* begin Dataset extract *

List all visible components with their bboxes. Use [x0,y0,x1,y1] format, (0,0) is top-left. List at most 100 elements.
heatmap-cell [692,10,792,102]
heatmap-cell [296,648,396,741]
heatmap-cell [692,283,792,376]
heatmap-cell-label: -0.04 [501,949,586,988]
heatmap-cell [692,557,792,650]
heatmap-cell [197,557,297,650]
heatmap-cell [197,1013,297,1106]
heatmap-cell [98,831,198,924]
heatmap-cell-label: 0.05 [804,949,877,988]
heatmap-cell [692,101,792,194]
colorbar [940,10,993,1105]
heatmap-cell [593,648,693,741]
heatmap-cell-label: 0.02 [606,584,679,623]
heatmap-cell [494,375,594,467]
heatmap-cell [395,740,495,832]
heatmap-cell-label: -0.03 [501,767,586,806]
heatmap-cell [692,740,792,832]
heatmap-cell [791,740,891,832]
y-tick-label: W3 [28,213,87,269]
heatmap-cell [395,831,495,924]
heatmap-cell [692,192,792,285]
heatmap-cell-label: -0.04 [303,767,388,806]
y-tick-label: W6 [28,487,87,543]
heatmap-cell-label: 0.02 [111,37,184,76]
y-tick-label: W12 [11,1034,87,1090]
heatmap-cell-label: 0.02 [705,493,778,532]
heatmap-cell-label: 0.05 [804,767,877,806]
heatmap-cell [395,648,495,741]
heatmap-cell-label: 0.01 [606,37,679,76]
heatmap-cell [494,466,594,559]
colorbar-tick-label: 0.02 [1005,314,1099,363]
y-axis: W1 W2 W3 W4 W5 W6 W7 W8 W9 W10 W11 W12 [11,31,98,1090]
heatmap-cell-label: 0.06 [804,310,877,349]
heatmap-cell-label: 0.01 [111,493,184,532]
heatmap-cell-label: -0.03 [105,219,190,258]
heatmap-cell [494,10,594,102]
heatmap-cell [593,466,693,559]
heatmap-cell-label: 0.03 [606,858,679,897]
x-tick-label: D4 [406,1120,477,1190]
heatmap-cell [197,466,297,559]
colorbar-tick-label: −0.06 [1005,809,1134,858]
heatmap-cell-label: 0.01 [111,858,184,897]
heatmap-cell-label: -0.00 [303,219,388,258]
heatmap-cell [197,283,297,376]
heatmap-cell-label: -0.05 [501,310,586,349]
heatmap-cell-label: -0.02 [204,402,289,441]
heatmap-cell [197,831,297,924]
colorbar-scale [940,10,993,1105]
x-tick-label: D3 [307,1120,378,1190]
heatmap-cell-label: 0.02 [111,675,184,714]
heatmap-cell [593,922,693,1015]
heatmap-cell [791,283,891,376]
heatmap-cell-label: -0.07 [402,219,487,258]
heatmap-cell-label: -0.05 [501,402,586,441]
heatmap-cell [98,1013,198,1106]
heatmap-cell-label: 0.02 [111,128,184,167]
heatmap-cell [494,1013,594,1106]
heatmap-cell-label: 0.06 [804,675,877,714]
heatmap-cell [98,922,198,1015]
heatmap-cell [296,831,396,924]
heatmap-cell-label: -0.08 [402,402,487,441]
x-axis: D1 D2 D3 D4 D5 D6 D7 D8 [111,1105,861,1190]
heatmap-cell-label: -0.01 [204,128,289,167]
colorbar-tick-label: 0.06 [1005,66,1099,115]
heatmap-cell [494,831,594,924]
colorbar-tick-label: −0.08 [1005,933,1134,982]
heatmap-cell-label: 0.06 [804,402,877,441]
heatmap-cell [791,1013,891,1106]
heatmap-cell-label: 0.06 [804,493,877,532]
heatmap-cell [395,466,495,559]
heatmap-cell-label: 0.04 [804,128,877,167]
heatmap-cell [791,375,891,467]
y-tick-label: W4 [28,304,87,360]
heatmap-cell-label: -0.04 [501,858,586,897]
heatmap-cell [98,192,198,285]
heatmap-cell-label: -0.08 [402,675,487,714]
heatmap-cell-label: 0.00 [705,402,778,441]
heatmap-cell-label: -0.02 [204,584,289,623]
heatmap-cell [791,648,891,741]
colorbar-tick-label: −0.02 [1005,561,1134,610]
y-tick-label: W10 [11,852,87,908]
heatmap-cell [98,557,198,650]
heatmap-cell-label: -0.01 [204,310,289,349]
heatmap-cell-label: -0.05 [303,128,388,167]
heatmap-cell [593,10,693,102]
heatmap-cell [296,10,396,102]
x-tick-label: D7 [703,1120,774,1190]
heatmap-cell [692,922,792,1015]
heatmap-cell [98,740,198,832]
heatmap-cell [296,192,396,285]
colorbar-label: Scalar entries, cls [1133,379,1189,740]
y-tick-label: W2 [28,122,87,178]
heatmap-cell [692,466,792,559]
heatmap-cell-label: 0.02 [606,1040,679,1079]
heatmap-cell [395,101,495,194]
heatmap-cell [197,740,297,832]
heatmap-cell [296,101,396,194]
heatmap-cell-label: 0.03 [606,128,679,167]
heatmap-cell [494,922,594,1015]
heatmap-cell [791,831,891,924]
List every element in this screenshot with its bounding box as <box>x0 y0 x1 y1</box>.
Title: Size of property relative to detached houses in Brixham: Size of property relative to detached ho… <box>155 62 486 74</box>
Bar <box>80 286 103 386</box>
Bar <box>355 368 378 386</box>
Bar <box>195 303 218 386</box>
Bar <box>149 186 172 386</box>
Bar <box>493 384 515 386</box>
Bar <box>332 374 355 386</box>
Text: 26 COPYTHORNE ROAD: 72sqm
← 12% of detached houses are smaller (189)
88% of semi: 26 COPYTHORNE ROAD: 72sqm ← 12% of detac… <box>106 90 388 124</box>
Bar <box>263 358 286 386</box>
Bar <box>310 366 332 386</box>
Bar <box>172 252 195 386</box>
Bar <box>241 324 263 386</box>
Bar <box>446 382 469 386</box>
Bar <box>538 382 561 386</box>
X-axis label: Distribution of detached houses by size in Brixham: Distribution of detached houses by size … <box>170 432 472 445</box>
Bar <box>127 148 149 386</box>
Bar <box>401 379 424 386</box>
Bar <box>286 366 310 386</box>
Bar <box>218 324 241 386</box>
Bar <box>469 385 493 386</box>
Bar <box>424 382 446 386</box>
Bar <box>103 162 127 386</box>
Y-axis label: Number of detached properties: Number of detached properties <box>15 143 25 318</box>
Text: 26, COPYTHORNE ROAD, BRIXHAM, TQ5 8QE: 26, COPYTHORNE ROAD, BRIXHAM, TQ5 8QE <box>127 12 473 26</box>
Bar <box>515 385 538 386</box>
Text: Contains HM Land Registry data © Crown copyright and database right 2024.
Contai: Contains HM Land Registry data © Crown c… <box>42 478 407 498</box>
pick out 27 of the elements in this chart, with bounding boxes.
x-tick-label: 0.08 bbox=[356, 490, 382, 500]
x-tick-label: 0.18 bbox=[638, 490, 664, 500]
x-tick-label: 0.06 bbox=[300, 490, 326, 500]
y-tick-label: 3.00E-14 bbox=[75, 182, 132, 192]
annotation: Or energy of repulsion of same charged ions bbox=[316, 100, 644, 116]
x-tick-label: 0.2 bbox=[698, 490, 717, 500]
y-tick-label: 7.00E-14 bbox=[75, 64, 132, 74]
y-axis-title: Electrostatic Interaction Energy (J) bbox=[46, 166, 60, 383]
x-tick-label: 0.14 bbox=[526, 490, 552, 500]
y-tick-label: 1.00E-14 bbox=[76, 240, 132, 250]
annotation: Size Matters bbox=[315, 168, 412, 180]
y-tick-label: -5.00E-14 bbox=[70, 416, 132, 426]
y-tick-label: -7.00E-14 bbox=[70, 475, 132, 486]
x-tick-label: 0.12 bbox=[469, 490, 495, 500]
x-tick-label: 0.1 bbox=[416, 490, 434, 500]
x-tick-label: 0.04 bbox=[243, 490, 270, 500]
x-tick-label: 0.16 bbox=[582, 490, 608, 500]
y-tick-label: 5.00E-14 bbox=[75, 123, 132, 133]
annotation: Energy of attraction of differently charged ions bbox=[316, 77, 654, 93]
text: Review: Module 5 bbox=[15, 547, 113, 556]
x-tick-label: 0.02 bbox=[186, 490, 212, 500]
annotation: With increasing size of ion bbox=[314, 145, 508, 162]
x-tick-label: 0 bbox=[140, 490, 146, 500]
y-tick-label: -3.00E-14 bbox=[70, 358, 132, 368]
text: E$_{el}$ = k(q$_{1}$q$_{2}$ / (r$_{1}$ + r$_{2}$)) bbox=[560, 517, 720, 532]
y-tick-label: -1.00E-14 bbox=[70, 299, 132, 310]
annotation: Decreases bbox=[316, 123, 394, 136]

* end Dataset extract *

### Prompt
Could you copy out, word for word, the listing from its very start through the line containing "heatmap-cell-label: -0.03 [501,767,586,806]", including that line?

### Finished answer
List all visible components with their bboxes. Use [x0,y0,x1,y1] format, (0,0) is top-left. List at most 100 elements.
heatmap-cell [692,10,792,102]
heatmap-cell [296,648,396,741]
heatmap-cell [692,283,792,376]
heatmap-cell-label: -0.04 [501,949,586,988]
heatmap-cell [692,557,792,650]
heatmap-cell [197,557,297,650]
heatmap-cell [197,1013,297,1106]
heatmap-cell [98,831,198,924]
heatmap-cell-label: 0.05 [804,949,877,988]
heatmap-cell [692,101,792,194]
colorbar [940,10,993,1105]
heatmap-cell [593,648,693,741]
heatmap-cell-label: 0.02 [606,584,679,623]
heatmap-cell [494,375,594,467]
heatmap-cell [395,740,495,832]
heatmap-cell-label: -0.03 [501,767,586,806]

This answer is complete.